# [Exercise]
Go through the material below and copy all lines with "النساء".

# [Records provided]
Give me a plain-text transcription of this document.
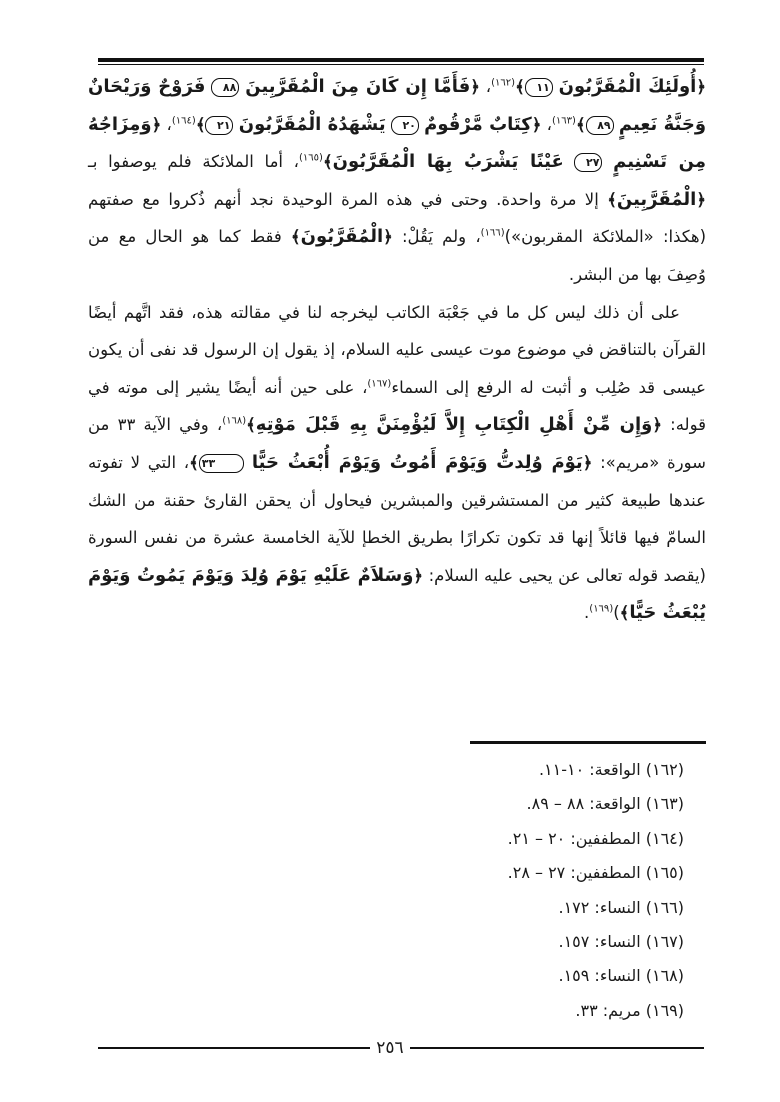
﴿أُولَئِكَ الْمُقَرَّبُونَ ١١﴾$^{(١٦٢)}$، ﴿فَأَمَّا إِن كَانَ مِنَ الْمُقَرَّبِينَ ٨٨ فَرَوْحٌ وَرَيْحَانٌ وَجَنَّةُ نَعِيمٍ ٨٩﴾$^{(١٦٣)}$، ﴿كِتَابٌ مَّرْقُومٌ ٢٠ يَشْهَدُهُ الْمُقَرَّبُونَ ٢١﴾$^{(١٦٤)}$، ﴿وَمِزَاجُهُ مِن تَسْنِيمٍ ٢٧ عَيْنًا يَشْرَبُ بِهَا الْمُقَرَّبُونَ﴾$^{(١٦٥)}$، أما الملائكة فلم يوصفوا بـ ﴿الْمُقَرَّبِينَ﴾ إلا مرة واحدة. وحتى في هذه المرة الوحيدة نجد أنهم ذُكروا مع صفتهم (هكذا: «الملائكة المقربون»)$^{(١٦٦)}$، ولم يَقُلْ: ﴿الْمُقَرَّبُونَ﴾ فقط كما هو الحال مع من وُصِفَ بها من البشر.

على أن ذلك ليس كل ما في جَعْبَة الكاتب ليخرجه لنا في مقالته هذه، فقد اتَّهم أيضًا القرآن بالتناقض في موضوع موت عيسى عليه السلام، إذ يقول إن الرسول قد نفى أن يكون عيسى قد صُلِب و أثبت له الرفع إلى السماء$^{(١٦٧)}$، على حين أنه أيضًا يشير إلى موته في قوله: ﴿وَإِن مِّنْ أَهْلِ الْكِتَابِ إِلاَّ لَيُؤْمِنَنَّ بِهِ قَبْلَ مَوْتِهِ﴾$^{(١٦٨)}$، وفي الآية ٣٣ من سورة «مريم»: ﴿يَوْمَ وُلِدتُّ وَيَوْمَ أَمُوتُ وَيَوْمَ أُبْعَثُ حَيًّا ٣٣﴾، التي لا تفوته عندها طبيعة كثير من المستشرقين والمبشرين فيحاول أن يحقن القارئ حقنة من الشك السامّ فيها قائلاً إنها قد تكون تكرارًا بطريق الخطإ للآية الخامسة عشرة من نفس السورة (يقصد قوله تعالى عن يحيى عليه السلام: ﴿وَسَلاَمٌ عَلَيْهِ يَوْمَ وُلِدَ وَيَوْمَ يَمُوتُ وَيَوْمَ يُبْعَثُ حَيًّا﴾)$^{(١٦٩)}$.

(١٦٢) الواقعة: ١٠-١١.
(١٦٣) الواقعة: ٨٨ – ٨٩.
(١٦٤) المطففين: ٢٠ – ٢١.
(١٦٥) المطففين: ٢٧ – ٢٨.
(١٦٦) النساء: ١٧٢.
(١٦٧) النساء: ١٥٧.
(١٦٨) النساء: ١٥٩.
(١٦٩) مريم: ٣٣.
٢٥٦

# [Solution below]
(١٦٦) النساء: ١٧٢.
(١٦٧) النساء: ١٥٧.
(١٦٨) النساء: ١٥٩.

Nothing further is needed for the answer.